EXERCISE INSTRUCTIONS >> Gather all lines from the material that contain "icon".

**** ENTRIES PROVIDED ****

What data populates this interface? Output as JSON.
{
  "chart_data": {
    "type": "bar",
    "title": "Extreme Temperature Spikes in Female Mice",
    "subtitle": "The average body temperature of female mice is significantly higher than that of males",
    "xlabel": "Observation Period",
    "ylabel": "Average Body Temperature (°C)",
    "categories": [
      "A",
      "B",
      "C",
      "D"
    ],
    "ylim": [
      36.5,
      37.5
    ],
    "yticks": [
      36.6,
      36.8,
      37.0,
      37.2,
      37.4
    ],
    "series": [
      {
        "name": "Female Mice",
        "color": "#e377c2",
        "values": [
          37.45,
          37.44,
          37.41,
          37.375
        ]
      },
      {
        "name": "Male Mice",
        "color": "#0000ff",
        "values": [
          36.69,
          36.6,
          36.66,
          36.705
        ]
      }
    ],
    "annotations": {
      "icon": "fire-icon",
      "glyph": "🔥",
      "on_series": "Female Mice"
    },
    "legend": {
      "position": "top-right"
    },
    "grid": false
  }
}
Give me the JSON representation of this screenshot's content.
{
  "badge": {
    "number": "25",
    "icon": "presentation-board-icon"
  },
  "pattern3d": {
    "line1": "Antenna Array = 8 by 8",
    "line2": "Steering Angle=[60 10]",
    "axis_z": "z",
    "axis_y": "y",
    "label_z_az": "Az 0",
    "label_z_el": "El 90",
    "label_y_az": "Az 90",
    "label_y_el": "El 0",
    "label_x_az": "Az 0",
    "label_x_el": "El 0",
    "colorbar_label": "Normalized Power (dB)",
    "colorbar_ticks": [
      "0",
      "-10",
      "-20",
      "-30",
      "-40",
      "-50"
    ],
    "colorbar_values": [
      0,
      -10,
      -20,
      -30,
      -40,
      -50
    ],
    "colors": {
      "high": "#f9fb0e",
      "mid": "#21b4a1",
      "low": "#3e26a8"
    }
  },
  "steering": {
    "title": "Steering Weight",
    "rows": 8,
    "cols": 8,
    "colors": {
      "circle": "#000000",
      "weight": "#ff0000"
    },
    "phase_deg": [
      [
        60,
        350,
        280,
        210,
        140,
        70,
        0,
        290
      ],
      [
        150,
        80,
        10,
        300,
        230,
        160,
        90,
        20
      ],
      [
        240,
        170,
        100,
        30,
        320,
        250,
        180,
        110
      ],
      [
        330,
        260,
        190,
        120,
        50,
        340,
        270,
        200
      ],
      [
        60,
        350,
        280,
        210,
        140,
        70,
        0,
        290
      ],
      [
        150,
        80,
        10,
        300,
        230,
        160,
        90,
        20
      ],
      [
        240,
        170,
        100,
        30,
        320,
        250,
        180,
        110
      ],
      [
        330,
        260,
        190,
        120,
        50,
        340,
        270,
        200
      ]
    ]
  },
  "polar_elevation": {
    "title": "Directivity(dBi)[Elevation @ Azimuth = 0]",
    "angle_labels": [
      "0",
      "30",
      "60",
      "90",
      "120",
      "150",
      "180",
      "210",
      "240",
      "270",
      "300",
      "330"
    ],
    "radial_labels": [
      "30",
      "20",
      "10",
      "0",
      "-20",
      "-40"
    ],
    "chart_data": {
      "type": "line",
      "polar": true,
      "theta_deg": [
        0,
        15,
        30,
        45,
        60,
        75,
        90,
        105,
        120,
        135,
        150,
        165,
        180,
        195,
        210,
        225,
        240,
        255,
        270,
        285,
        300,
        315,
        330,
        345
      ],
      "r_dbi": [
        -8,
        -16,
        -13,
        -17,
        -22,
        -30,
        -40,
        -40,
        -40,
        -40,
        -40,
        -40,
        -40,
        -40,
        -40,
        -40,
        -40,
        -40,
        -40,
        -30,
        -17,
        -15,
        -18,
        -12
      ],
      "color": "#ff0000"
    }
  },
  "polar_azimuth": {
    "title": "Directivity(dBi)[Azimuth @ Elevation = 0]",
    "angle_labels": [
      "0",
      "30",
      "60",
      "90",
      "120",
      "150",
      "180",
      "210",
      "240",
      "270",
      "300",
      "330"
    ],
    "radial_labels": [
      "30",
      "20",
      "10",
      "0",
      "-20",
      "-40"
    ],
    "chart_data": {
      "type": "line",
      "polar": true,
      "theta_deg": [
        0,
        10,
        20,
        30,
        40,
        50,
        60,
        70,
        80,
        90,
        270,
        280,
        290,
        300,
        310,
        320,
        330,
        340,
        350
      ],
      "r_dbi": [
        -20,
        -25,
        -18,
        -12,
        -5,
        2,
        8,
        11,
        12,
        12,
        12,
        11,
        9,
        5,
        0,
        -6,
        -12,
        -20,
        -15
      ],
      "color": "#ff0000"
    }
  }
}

****

THE REPLY >>
      "icon": "fire-icon",
    "icon": "presentation-board-icon"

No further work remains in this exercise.